## Begin TASK MATERIAL

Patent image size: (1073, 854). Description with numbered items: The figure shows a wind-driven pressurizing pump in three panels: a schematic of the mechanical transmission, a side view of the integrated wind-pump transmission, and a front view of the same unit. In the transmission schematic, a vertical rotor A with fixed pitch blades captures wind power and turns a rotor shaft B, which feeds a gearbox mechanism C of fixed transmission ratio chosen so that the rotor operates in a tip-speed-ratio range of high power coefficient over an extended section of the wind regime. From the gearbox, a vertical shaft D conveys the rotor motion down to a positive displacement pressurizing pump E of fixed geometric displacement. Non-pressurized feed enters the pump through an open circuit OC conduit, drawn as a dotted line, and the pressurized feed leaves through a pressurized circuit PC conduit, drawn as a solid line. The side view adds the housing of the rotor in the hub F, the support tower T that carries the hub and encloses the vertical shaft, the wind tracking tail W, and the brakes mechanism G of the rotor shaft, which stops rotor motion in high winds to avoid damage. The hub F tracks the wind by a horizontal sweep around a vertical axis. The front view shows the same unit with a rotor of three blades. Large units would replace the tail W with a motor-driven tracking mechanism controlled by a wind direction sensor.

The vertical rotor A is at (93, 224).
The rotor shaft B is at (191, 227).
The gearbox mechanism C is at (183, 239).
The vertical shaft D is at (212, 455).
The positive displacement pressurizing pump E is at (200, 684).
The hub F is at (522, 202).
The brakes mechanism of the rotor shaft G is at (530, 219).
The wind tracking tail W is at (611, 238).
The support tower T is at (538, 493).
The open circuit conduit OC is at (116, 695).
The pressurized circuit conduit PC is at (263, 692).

## End TASK MATERIAL
## Begin TASK MATERIAL

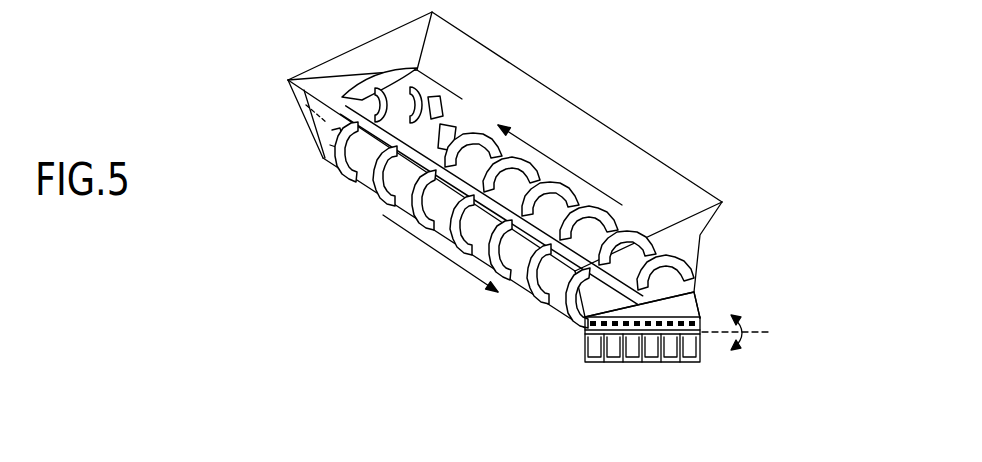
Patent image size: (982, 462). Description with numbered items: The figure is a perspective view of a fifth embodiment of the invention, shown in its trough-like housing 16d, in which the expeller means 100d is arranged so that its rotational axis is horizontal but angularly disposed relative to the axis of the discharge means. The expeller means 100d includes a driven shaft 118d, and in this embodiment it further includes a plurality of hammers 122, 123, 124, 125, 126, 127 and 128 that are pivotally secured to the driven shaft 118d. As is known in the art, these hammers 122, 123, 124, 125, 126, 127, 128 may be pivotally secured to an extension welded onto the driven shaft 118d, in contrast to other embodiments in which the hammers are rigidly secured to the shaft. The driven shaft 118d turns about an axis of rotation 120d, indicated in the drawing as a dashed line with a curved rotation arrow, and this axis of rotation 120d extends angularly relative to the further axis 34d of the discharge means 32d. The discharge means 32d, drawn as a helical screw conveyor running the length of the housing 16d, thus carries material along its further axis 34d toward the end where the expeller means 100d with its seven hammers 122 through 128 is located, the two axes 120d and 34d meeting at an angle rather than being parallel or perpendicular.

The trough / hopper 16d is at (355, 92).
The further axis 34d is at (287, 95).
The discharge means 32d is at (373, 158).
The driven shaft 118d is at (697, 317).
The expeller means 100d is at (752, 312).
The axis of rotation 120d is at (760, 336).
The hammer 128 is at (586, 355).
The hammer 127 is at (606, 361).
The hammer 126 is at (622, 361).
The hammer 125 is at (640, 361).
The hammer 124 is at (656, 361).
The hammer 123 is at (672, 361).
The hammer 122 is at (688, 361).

## End TASK MATERIAL

> [THE TASK]
Extract the lines starting at the one containing "Patent image size: (982, 462)." and ending at the one containing "The hammer 125 is at (640, 361).", and reproduce them exactly.

> [EXERCISE SOLUTION]
Patent image size: (982, 462). Description with numbered items: The figure is a perspective view of a fifth embodiment of the invention, shown in its trough-like housing 16d, in which the expeller means 100d is arranged so that its rotational axis is horizontal but angularly disposed relative to the axis of the discharge means. The expeller means 100d includes a driven shaft 118d, and in this embodiment it further includes a plurality of hammers 122, 123, 124, 125, 126, 127 and 128 that are pivotally secured to the driven shaft 118d. As is known in the art, these hammers 122, 123, 124, 125, 126, 127, 128 may be pivotally secured to an extension welded onto the driven shaft 118d, in contrast to other embodiments in which the hammers are rigidly secured to the shaft. The driven shaft 118d turns about an axis of rotation 120d, indicated in the drawing as a dashed line with a curved rotation arrow, and this axis of rotation 120d extends angularly relative to the further axis 34d of the discharge means 32d. The discharge means 32d, drawn as a helical screw conveyor running the length of the housing 16d, thus carries material along its further axis 34d toward the end where the expeller means 100d with its seven hammers 122 through 128 is located, the two axes 120d and 34d meeting at an angle rather than being parallel or perpendicular.

The trough / hopper 16d is at (355, 92).
The further axis 34d is at (287, 95).
The discharge means 32d is at (373, 158).
The driven shaft 118d is at (697, 317).
The expeller means 100d is at (752, 312).
The axis of rotation 120d is at (760, 336).
The hammer 128 is at (586, 355).
The hammer 127 is at (606, 361).
The hammer 126 is at (622, 361).
The hammer 125 is at (640, 361).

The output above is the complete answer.